▸ Task to complete
Set down the data below without change, skipping the pictures it holds.

▸ Dataset entries
....

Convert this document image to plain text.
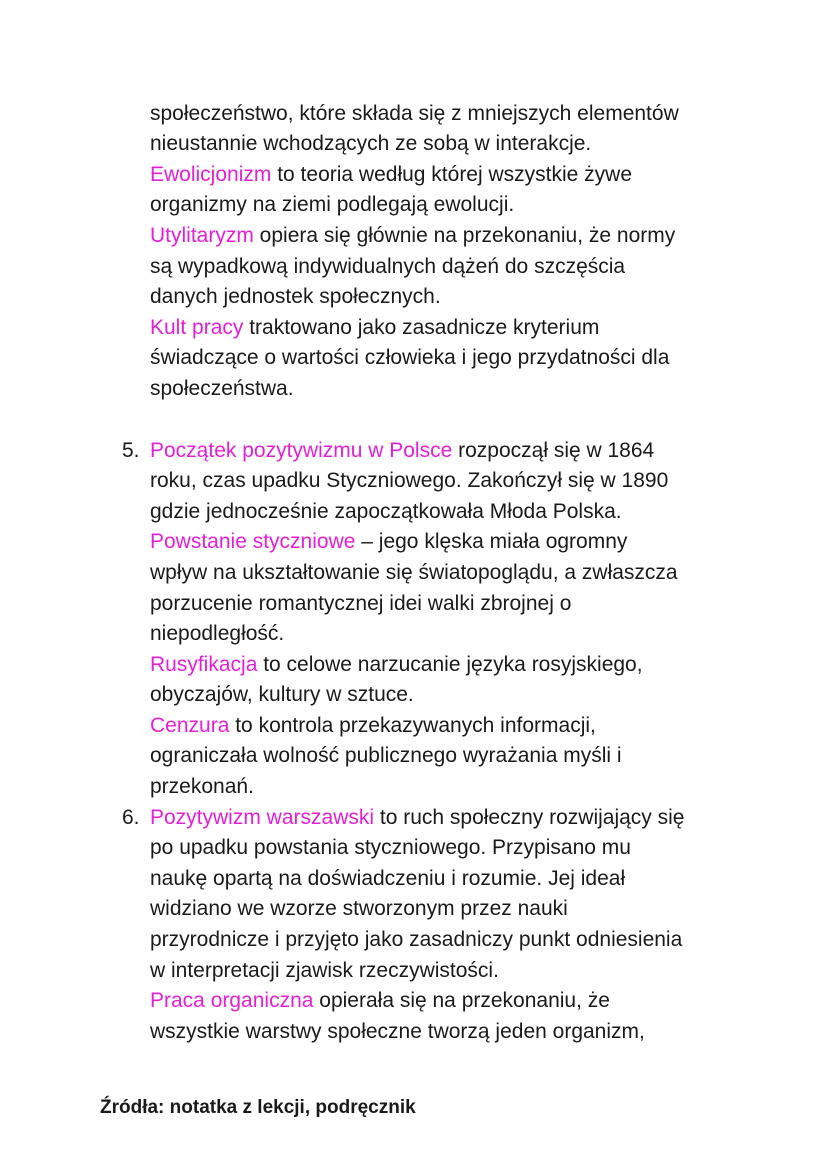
społeczeństwo, które składa się z mniejszych elementów
nieustannie wchodzących ze sobą w interakcje.
Ewolicjonizm to teoria według której wszystkie żywe
organizmy na ziemi podlegają ewolucji.
Utylitaryzm opiera się głównie na przekonaniu, że normy
są wypadkową indywidualnych dążeń do szczęścia
danych jednostek społecznych.
Kult pracy traktowano jako zasadnicze kryterium
świadczące o wartości człowieka i jego przydatności dla
społeczeństwa.
5. Początek pozytywizmu w Polsce rozpoczął się w 1864
roku, czas upadku Styczniowego. Zakończył się w 1890
gdzie jednocześnie zapoczątkowała Młoda Polska.
Powstanie styczniowe – jego klęska miała ogromny
wpływ na ukształtowanie się światopoglądu, a zwłaszcza
porzucenie romantycznej idei walki zbrojnej o
niepodległość.
Rusyfikacja to celowe narzucanie języka rosyjskiego,
obyczajów, kultury w sztuce.
Cenzura to kontrola przekazywanych informacji,
ograniczała wolność publicznego wyrażania myśli i
przekonań.
6. Pozytywizm warszawski to ruch społeczny rozwijający się
po upadku powstania styczniowego. Przypisano mu
naukę opartą na doświadczeniu i rozumie. Jej ideał
widziano we wzorze stworzonym przez nauki
przyrodnicze i przyjęto jako zasadniczy punkt odniesienia
w interpretacji zjawisk rzeczywistości.
Praca organiczna opierała się na przekonaniu, że
wszystkie warstwy społeczne tworzą jeden organizm,
Źródła: notatka z lekcji, podręcznik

....

▸ Full answer
Convert this document image to plain text.
społeczeństwo, które składa się z mniejszych elementów
nieustannie wchodzących ze sobą w interakcje.
Ewolicjonizm to teoria według której wszystkie żywe
organizmy na ziemi podlegają ewolucji.
Utylitaryzm opiera się głównie na przekonaniu, że normy
są wypadkową indywidualnych dążeń do szczęścia
danych jednostek społecznych.
Kult pracy traktowano jako zasadnicze kryterium
świadczące o wartości człowieka i jego przydatności dla
społeczeństwa.
5. Początek pozytywizmu w Polsce rozpoczął się w 1864
roku, czas upadku Styczniowego. Zakończył się w 1890
gdzie jednocześnie zapoczątkowała Młoda Polska.
Powstanie styczniowe – jego klęska miała ogromny
wpływ na ukształtowanie się światopoglądu, a zwłaszcza
porzucenie romantycznej idei walki zbrojnej o
niepodległość.
Rusyfikacja to celowe narzucanie języka rosyjskiego,
obyczajów, kultury w sztuce.
Cenzura to kontrola przekazywanych informacji,
ograniczała wolność publicznego wyrażania myśli i
przekonań.
6. Pozytywizm warszawski to ruch społeczny rozwijający się
po upadku powstania styczniowego. Przypisano mu
naukę opartą na doświadczeniu i rozumie. Jej ideał
widziano we wzorze stworzonym przez nauki
przyrodnicze i przyjęto jako zasadniczy punkt odniesienia
w interpretacji zjawisk rzeczywistości.
Praca organiczna opierała się na przekonaniu, że
wszystkie warstwy społeczne tworzą jeden organizm,
Źródła: notatka z lekcji, podręcznik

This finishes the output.